Can you quote the records below in full, word for word?

▸ **Given data**:
========================================================================

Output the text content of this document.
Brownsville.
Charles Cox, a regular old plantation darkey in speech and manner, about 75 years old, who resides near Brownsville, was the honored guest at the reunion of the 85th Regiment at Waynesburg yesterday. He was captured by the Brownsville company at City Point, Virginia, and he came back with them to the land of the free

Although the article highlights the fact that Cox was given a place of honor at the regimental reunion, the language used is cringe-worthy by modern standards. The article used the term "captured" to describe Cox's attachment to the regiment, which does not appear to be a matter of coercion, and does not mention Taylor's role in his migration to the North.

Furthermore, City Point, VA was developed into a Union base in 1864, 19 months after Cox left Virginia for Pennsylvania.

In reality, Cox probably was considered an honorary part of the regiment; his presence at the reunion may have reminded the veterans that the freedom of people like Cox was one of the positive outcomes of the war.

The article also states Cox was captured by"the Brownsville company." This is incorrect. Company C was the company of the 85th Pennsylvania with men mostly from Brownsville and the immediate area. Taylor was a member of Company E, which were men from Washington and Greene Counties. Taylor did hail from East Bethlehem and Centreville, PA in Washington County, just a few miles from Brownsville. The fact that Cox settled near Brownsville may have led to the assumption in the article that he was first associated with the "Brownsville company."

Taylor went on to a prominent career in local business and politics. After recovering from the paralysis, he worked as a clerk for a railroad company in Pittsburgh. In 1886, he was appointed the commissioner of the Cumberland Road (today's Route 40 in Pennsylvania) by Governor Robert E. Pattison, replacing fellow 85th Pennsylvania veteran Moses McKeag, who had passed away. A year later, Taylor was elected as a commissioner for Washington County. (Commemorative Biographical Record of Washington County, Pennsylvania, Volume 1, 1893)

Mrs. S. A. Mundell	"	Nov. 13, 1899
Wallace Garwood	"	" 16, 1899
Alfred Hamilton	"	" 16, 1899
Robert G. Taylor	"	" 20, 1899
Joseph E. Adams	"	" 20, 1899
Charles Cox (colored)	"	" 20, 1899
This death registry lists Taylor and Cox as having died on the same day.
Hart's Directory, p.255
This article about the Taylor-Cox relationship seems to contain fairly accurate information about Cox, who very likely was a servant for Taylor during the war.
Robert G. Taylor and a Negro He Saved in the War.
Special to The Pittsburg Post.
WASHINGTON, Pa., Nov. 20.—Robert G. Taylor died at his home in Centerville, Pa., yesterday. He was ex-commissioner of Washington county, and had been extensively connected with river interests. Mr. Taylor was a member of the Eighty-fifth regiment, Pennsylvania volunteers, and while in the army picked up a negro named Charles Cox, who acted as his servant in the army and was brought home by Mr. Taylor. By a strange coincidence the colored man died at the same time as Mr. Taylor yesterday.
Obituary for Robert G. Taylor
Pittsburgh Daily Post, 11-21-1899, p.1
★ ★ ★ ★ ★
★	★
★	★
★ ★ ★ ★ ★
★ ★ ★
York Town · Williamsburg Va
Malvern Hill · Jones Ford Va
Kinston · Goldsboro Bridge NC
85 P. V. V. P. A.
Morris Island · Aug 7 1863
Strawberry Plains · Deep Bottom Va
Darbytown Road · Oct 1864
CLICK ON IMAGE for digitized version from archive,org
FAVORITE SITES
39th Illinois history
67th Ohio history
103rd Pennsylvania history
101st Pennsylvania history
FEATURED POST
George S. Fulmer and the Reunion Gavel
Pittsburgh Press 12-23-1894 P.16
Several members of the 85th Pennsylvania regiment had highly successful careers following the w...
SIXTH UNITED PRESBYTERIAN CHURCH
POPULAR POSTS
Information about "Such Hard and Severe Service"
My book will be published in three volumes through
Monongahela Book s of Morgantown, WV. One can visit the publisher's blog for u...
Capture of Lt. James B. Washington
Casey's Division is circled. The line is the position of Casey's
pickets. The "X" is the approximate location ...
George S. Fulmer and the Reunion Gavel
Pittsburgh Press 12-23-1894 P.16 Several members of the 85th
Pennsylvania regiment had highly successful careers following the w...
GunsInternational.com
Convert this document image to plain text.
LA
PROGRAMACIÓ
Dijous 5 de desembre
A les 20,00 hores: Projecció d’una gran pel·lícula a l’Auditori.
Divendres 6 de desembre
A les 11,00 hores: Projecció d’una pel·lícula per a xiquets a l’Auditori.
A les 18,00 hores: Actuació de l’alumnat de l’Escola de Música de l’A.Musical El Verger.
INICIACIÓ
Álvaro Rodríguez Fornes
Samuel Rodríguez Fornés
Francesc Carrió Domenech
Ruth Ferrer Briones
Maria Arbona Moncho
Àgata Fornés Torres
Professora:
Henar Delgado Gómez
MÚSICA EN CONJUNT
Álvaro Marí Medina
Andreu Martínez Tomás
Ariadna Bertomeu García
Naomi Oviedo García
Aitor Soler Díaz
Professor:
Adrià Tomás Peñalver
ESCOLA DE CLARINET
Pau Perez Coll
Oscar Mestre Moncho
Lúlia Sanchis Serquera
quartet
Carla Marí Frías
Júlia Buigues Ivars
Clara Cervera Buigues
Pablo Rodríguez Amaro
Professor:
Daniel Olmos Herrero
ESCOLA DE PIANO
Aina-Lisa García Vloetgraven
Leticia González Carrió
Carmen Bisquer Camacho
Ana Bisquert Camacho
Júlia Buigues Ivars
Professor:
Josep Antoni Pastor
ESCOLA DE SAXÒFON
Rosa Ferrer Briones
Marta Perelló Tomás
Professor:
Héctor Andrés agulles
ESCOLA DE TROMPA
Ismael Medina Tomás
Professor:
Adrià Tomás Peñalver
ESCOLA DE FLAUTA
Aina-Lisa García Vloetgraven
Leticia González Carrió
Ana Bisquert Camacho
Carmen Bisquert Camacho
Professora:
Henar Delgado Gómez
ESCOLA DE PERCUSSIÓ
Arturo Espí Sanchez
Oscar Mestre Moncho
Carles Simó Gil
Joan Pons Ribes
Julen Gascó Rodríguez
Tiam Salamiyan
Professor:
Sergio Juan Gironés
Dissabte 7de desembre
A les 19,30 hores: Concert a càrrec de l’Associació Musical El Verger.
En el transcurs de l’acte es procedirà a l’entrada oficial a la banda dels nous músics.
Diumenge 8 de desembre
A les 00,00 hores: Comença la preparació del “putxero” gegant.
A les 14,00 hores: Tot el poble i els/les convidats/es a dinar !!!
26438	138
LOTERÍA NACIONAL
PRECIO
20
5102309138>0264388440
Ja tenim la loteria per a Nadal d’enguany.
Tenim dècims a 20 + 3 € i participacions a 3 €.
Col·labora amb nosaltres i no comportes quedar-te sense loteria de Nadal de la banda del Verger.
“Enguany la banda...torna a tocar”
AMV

========================================================================

▸ **Output below**:
Output the text content of this document.
Brownsville.
Charles Cox, a regular old plantation darkey in speech and manner, about 75 years old, who resides near Brownsville, was the honored guest at the reunion of the 85th Regiment at Waynesburg yesterday. He was captured by the Brownsville company at City Point, Virginia, and he came back with them to the land of the free

Although the article highlights the fact that Cox was given a place of honor at the regimental reunion, the language used is cringe-worthy by modern standards. The article used the term "captured" to describe Cox's attachment to the regiment, which does not appear to be a matter of coercion, and does not mention Taylor's role in his migration to the North.

Furthermore, City Point, VA was developed into a Union base in 1864, 19 months after Cox left Virginia for Pennsylvania.

In reality, Cox probably was considered an honorary part of the regiment; his presence at the reunion may have reminded the veterans that the freedom of people like Cox was one of the positive outcomes of the war.

The article also states Cox was captured by"the Brownsville company." This is incorrect. Company C was the company of the 85th Pennsylvania with men mostly from Brownsville and the immediate area. Taylor was a member of Company E, which were men from Washington and Greene Counties. Taylor did hail from East Bethlehem and Centreville, PA in Washington County, just a few miles from Brownsville. The fact that Cox settled near Brownsville may have led to the assumption in the article that he was first associated with the "Brownsville company."

Taylor went on to a prominent career in local business and politics. After recovering from the paralysis, he worked as a clerk for a railroad company in Pittsburgh. In 1886, he was appointed the commissioner of the Cumberland Road (today's Route 40 in Pennsylvania) by Governor Robert E. Pattison, replacing fellow 85th Pennsylvania veteran Moses McKeag, who had passed away. A year later, Taylor was elected as a commissioner for Washington County. (Commemorative Biographical Record of Washington County, Pennsylvania, Volume 1, 1893)

Mrs. S. A. Mundell	"	Nov. 13, 1899
Wallace Garwood	"	" 16, 1899
Alfred Hamilton	"	" 16, 1899
Robert G. Taylor	"	" 20, 1899
Joseph E. Adams	"	" 20, 1899
Charles Cox (colored)	"	" 20, 1899
This death registry lists Taylor and Cox as having died on the same day.
Hart's Directory, p.255
This article about the Taylor-Cox relationship seems to contain fairly accurate information about Cox, who very likely was a servant for Taylor during the war.
Robert G. Taylor and a Negro He Saved in the War.
Special to The Pittsburg Post.
WASHINGTON, Pa., Nov. 20.—Robert G. Taylor died at his home in Centerville, Pa., yesterday. He was ex-commissioner of Washington county, and had been extensively connected with river interests. Mr. Taylor was a member of the Eighty-fifth regiment, Pennsylvania volunteers, and while in the army picked up a negro named Charles Cox, who acted as his servant in the army and was brought home by Mr. Taylor. By a strange coincidence the colored man died at the same time as Mr. Taylor yesterday.
Obituary for Robert G. Taylor
Pittsburgh Daily Post, 11-21-1899, p.1
★ ★ ★ ★ ★
★	★
★	★
★ ★ ★ ★ ★
★ ★ ★
York Town · Williamsburg Va
Malvern Hill · Jones Ford Va
Kinston · Goldsboro Bridge NC
85 P. V. V. P. A.
Morris Island · Aug 7 1863
Strawberry Plains · Deep Bottom Va
Darbytown Road · Oct 1864
CLICK ON IMAGE for digitized version from archive,org
FAVORITE SITES
39th Illinois history
67th Ohio history
103rd Pennsylvania history
101st Pennsylvania history
FEATURED POST
George S. Fulmer and the Reunion Gavel
Pittsburgh Press 12-23-1894 P.16
Several members of the 85th Pennsylvania regiment had highly successful careers following the w...
SIXTH UNITED PRESBYTERIAN CHURCH
POPULAR POSTS
Information about "Such Hard and Severe Service"
My book will be published in three volumes through
Monongahela Book s of Morgantown, WV. One can visit the publisher's blog for u...
Capture of Lt. James B. Washington
Casey's Division is circled. The line is the position of Casey's
pickets. The "X" is the approximate location ...
George S. Fulmer and the Reunion Gavel
Pittsburgh Press 12-23-1894 P.16 Several members of the 85th
Pennsylvania regiment had highly successful careers following the w...
GunsInternational.com
Convert this document image to plain text.
LA
PROGRAMACIÓ
Dijous 5 de desembre
A les 20,00 hores: Projecció d’una gran pel·lícula a l’Auditori.
Divendres 6 de desembre
A les 11,00 hores: Projecció d’una pel·lícula per a xiquets a l’Auditori.
A les 18,00 hores: Actuació de l’alumnat de l’Escola de Música de l’A.Musical El Verger.
INICIACIÓ
Álvaro Rodríguez Fornes
Samuel Rodríguez Fornés
Francesc Carrió Domenech
Ruth Ferrer Briones
Maria Arbona Moncho
Àgata Fornés Torres
Professora:
Henar Delgado Gómez
MÚSICA EN CONJUNT
Álvaro Marí Medina
Andreu Martínez Tomás
Ariadna Bertomeu García
Naomi Oviedo García
Aitor Soler Díaz
Professor:
Adrià Tomás Peñalver
ESCOLA DE CLARINET
Pau Perez Coll
Oscar Mestre Moncho
Lúlia Sanchis Serquera
quartet
Carla Marí Frías
Júlia Buigues Ivars
Clara Cervera Buigues
Pablo Rodríguez Amaro
Professor:
Daniel Olmos Herrero
ESCOLA DE PIANO
Aina-Lisa García Vloetgraven
Leticia González Carrió
Carmen Bisquer Camacho
Ana Bisquert Camacho
Júlia Buigues Ivars
Professor:
Josep Antoni Pastor
ESCOLA DE SAXÒFON
Rosa Ferrer Briones
Marta Perelló Tomás
Professor:
Héctor Andrés agulles
ESCOLA DE TROMPA
Ismael Medina Tomás
Professor:
Adrià Tomás Peñalver
ESCOLA DE FLAUTA
Aina-Lisa García Vloetgraven
Leticia González Carrió
Ana Bisquert Camacho
Carmen Bisquert Camacho
Professora:
Henar Delgado Gómez
ESCOLA DE PERCUSSIÓ
Arturo Espí Sanchez
Oscar Mestre Moncho
Carles Simó Gil
Joan Pons Ribes
Julen Gascó Rodríguez
Tiam Salamiyan
Professor:
Sergio Juan Gironés
Dissabte 7de desembre
A les 19,30 hores: Concert a càrrec de l’Associació Musical El Verger.
En el transcurs de l’acte es procedirà a l’entrada oficial a la banda dels nous músics.
Diumenge 8 de desembre
A les 00,00 hores: Comença la preparació del “putxero” gegant.
A les 14,00 hores: Tot el poble i els/les convidats/es a dinar !!!
26438	138
LOTERÍA NACIONAL
PRECIO
20
5102309138>0264388440
Ja tenim la loteria per a Nadal d’enguany.
Tenim dècims a 20 + 3 € i participacions a 3 €.
Col·labora amb nosaltres i no comportes quedar-te sense loteria de Nadal de la banda del Verger.
“Enguany la banda...torna a tocar”
AMV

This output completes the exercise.